## Task requirements
Repeat the material below word for word and leave out all pictures.

Start of Records provided

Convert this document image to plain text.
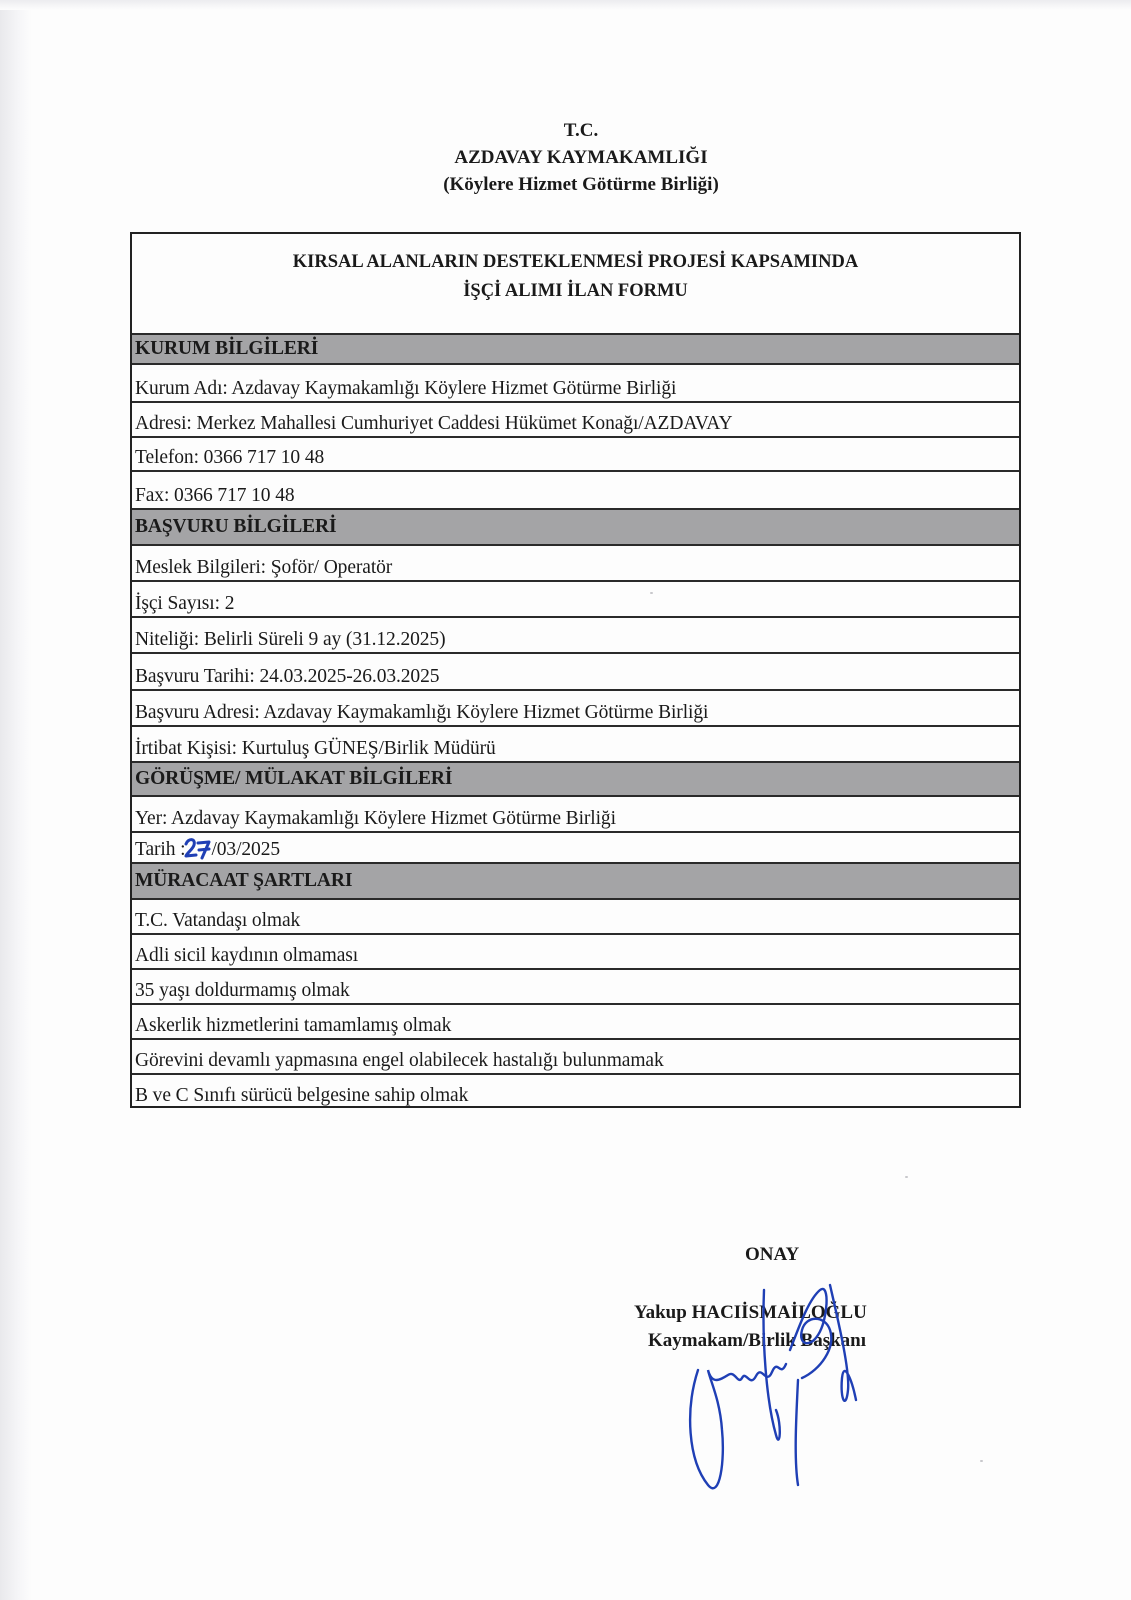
T.C.
AZDAVAY KAYMAKAMLIĞI
(Köylere Hizmet Götürme Birliği)
KIRSAL ALANLARIN DESTEKLENMESİ PROJESİ KAPSAMINDA
İŞÇİ ALIMI İLAN FORMU
KURUM BİLGİLERİ
Kurum Adı: Azdavay Kaymakamlığı Köylere Hizmet Götürme Birliği
Adresi: Merkez Mahallesi Cumhuriyet Caddesi Hükümet Konağı/AZDAVAY
Telefon: 0366 717 10 48
Fax: 0366 717 10 48
BAŞVURU BİLGİLERİ
Meslek Bilgileri: Şoför/ Operatör
İşçi Sayısı: 2
Niteliği: Belirli Süreli 9 ay (31.12.2025)
Başvuru Tarihi: 24.03.2025-26.03.2025
Başvuru Adresi: Azdavay Kaymakamlığı Köylere Hizmet Götürme Birliği
İrtibat Kişisi: Kurtuluş GÜNEŞ/Birlik Müdürü
GÖRÜŞME/ MÜLAKAT BİLGİLERİ
Yer: Azdavay Kaymakamlığı Köylere Hizmet Götürme Birliği
Tarih : /03/2025
MÜRACAAT ŞARTLARI
T.C. Vatandaşı olmak
Adli sicil kaydının olmaması
35 yaşı doldurmamış olmak
Askerlik hizmetlerini tamamlamış olmak
Görevini devamlı yapmasına engel olabilecek hastalığı bulunmamak
B ve C Sınıfı sürücü belgesine sahip olmak
ONAY
Yakup HACIİSMAİLOĞLU
Kaymakam/Birlik Başkanı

End of Records provided

## Correct result
Convert this document image to plain text.
T.C.
AZDAVAY KAYMAKAMLIĞI
(Köylere Hizmet Götürme Birliği)
KIRSAL ALANLARIN DESTEKLENMESİ PROJESİ KAPSAMINDA
İŞÇİ ALIMI İLAN FORMU
KURUM BİLGİLERİ
Kurum Adı: Azdavay Kaymakamlığı Köylere Hizmet Götürme Birliği
Adresi: Merkez Mahallesi Cumhuriyet Caddesi Hükümet Konağı/AZDAVAY
Telefon: 0366 717 10 48
Fax: 0366 717 10 48
BAŞVURU BİLGİLERİ
Meslek Bilgileri: Şoför/ Operatör
İşçi Sayısı: 2
Niteliği: Belirli Süreli 9 ay (31.12.2025)
Başvuru Tarihi: 24.03.2025-26.03.2025
Başvuru Adresi: Azdavay Kaymakamlığı Köylere Hizmet Götürme Birliği
İrtibat Kişisi: Kurtuluş GÜNEŞ/Birlik Müdürü
GÖRÜŞME/ MÜLAKAT BİLGİLERİ
Yer: Azdavay Kaymakamlığı Köylere Hizmet Götürme Birliği
Tarih : /03/2025
MÜRACAAT ŞARTLARI
T.C. Vatandaşı olmak
Adli sicil kaydının olmaması
35 yaşı doldurmamış olmak
Askerlik hizmetlerini tamamlamış olmak
Görevini devamlı yapmasına engel olabilecek hastalığı bulunmamak
B ve C Sınıfı sürücü belgesine sahip olmak
ONAY
Yakup HACIİSMAİLOĞLU
Kaymakam/Birlik Başkanı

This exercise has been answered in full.